━━━ Material shown

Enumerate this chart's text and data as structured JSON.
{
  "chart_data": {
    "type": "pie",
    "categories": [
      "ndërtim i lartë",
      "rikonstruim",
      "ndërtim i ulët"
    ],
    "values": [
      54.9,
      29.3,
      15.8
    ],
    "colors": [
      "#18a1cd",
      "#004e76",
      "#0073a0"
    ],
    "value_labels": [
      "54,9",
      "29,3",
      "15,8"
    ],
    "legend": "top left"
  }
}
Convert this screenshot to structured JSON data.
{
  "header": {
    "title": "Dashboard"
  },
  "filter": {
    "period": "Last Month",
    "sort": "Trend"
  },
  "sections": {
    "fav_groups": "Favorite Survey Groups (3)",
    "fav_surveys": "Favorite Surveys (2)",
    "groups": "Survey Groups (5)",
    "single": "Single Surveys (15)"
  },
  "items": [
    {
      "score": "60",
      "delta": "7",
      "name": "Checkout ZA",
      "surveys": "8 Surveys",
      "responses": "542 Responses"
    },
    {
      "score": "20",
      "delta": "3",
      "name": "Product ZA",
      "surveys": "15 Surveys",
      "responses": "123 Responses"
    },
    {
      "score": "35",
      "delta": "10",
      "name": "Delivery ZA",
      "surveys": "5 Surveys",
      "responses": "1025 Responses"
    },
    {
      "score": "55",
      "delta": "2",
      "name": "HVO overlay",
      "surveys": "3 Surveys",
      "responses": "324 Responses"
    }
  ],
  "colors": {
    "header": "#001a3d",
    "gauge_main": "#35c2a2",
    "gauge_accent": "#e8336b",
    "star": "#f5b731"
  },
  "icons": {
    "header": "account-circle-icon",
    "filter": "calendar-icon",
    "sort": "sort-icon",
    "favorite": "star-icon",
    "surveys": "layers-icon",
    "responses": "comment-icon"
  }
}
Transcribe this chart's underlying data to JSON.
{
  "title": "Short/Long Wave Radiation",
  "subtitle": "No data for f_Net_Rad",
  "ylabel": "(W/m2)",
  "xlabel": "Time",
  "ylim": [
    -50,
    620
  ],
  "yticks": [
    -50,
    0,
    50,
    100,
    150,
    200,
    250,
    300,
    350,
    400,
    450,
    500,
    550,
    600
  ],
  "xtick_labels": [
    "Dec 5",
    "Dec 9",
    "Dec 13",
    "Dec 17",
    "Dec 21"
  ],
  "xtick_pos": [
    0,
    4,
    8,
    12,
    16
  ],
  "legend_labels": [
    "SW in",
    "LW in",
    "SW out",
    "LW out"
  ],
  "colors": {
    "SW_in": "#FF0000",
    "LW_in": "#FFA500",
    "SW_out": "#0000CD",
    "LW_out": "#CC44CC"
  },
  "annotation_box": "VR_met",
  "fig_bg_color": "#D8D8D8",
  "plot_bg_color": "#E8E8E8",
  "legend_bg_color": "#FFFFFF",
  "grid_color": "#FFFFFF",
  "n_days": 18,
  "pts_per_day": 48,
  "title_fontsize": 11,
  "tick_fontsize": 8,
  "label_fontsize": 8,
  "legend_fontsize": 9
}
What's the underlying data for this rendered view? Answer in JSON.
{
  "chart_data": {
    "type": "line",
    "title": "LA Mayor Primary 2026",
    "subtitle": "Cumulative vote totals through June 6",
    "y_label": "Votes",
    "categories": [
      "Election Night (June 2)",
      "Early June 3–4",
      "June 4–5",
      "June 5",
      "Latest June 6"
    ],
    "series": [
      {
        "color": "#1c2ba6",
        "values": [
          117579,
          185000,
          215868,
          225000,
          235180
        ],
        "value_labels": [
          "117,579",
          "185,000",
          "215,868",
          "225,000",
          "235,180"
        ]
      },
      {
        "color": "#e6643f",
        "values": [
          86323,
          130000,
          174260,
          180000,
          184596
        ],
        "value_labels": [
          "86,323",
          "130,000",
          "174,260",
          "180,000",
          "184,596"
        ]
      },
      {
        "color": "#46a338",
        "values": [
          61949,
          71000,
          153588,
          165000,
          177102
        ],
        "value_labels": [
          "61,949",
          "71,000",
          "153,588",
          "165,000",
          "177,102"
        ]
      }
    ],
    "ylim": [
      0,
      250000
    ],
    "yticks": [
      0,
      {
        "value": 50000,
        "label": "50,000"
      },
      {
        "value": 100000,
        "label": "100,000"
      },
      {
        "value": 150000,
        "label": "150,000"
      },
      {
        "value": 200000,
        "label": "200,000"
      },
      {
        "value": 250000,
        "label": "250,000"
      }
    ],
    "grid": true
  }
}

━━━━━━

▶ **Stated goal**
Count up every line above that has the word "this" in it; answer with the number alone.

▶ **The solution**
4